» **TASK TO COMPLETE**: Nothing in the data should change when you return it, but leave the pictures out.

» **TASK MATERIAL**:
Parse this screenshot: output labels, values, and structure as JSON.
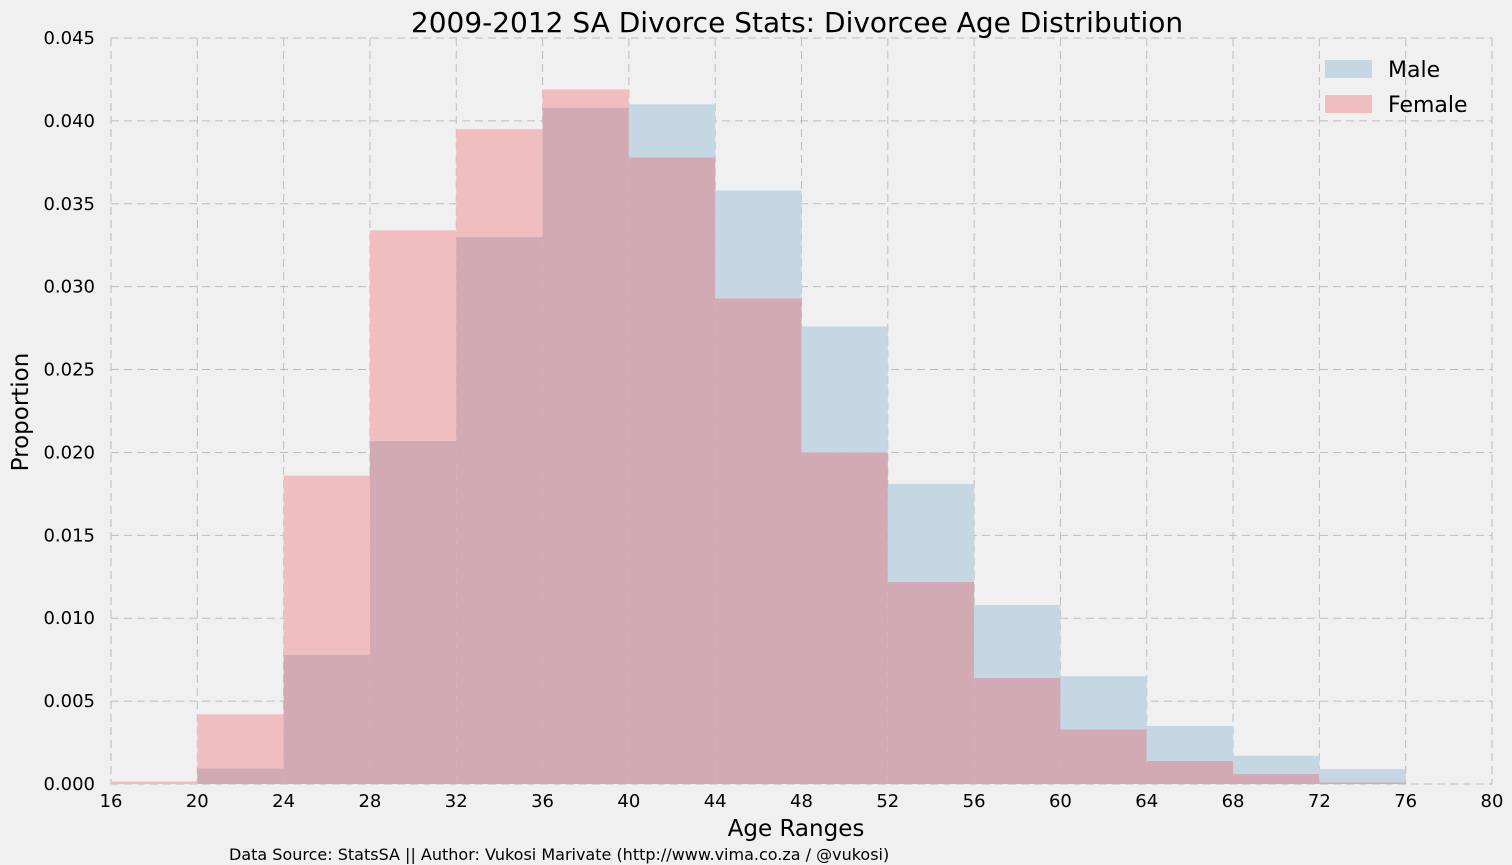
{
  "chart_data": {
    "type": "histogram",
    "title": "2009-2012 SA Divorce Stats: Divorcee Age Distribution",
    "xlabel": "Age Ranges",
    "ylabel": "Proportion",
    "xlim": [
      16,
      80
    ],
    "ylim": [
      0,
      0.045
    ],
    "xticks": [
      "16",
      "20",
      "24",
      "28",
      "32",
      "36",
      "40",
      "44",
      "48",
      "52",
      "56",
      "60",
      "64",
      "68",
      "72",
      "76",
      "80"
    ],
    "yticks": [
      "0.000",
      "0.005",
      "0.010",
      "0.015",
      "0.020",
      "0.025",
      "0.030",
      "0.035",
      "0.040",
      "0.045"
    ],
    "bin_edges": [
      16,
      20,
      24,
      28,
      32,
      36,
      40,
      44,
      48,
      52,
      56,
      60,
      64,
      68,
      72,
      76
    ],
    "grid": true,
    "legend_position": "top-right",
    "series": [
      {
        "name": "Male",
        "color": "#c5d7e3",
        "values": [
          0.0,
          0.00095,
          0.0078,
          0.0207,
          0.033,
          0.0408,
          0.041,
          0.0358,
          0.0276,
          0.0181,
          0.0108,
          0.0065,
          0.0035,
          0.0017,
          0.0009
        ]
      },
      {
        "name": "Female",
        "color": "#f1bec0",
        "values": [
          0.00015,
          0.0042,
          0.0186,
          0.0334,
          0.0395,
          0.0419,
          0.0378,
          0.0293,
          0.02,
          0.0122,
          0.0064,
          0.0033,
          0.0014,
          0.0006,
          0.0001
        ]
      }
    ],
    "overlap_color": "#d2aab4"
  },
  "footer": {
    "source_text": "Data Source: StatsSA || Author: Vukosi Marivate (http://www.vima.co.za / @vukosi)"
  }
}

» **RESPONSE TO THIS TASK**:
Parse this screenshot: output labels, values, and structure as JSON.
{
  "chart_data": {
    "type": "histogram",
    "title": "2009-2012 SA Divorce Stats: Divorcee Age Distribution",
    "xlabel": "Age Ranges",
    "ylabel": "Proportion",
    "xlim": [
      16,
      80
    ],
    "ylim": [
      0,
      0.045
    ],
    "xticks": [
      "16",
      "20",
      "24",
      "28",
      "32",
      "36",
      "40",
      "44",
      "48",
      "52",
      "56",
      "60",
      "64",
      "68",
      "72",
      "76",
      "80"
    ],
    "yticks": [
      "0.000",
      "0.005",
      "0.010",
      "0.015",
      "0.020",
      "0.025",
      "0.030",
      "0.035",
      "0.040",
      "0.045"
    ],
    "bin_edges": [
      16,
      20,
      24,
      28,
      32,
      36,
      40,
      44,
      48,
      52,
      56,
      60,
      64,
      68,
      72,
      76
    ],
    "grid": true,
    "legend_position": "top-right",
    "series": [
      {
        "name": "Male",
        "color": "#c5d7e3",
        "values": [
          0.0,
          0.00095,
          0.0078,
          0.0207,
          0.033,
          0.0408,
          0.041,
          0.0358,
          0.0276,
          0.0181,
          0.0108,
          0.0065,
          0.0035,
          0.0017,
          0.0009
        ]
      },
      {
        "name": "Female",
        "color": "#f1bec0",
        "values": [
          0.00015,
          0.0042,
          0.0186,
          0.0334,
          0.0395,
          0.0419,
          0.0378,
          0.0293,
          0.02,
          0.0122,
          0.0064,
          0.0033,
          0.0014,
          0.0006,
          0.0001
        ]
      }
    ],
    "overlap_color": "#d2aab4"
  },
  "footer": {
    "source_text": "Data Source: StatsSA || Author: Vukosi Marivate (http://www.vima.co.za / @vukosi)"
  }
}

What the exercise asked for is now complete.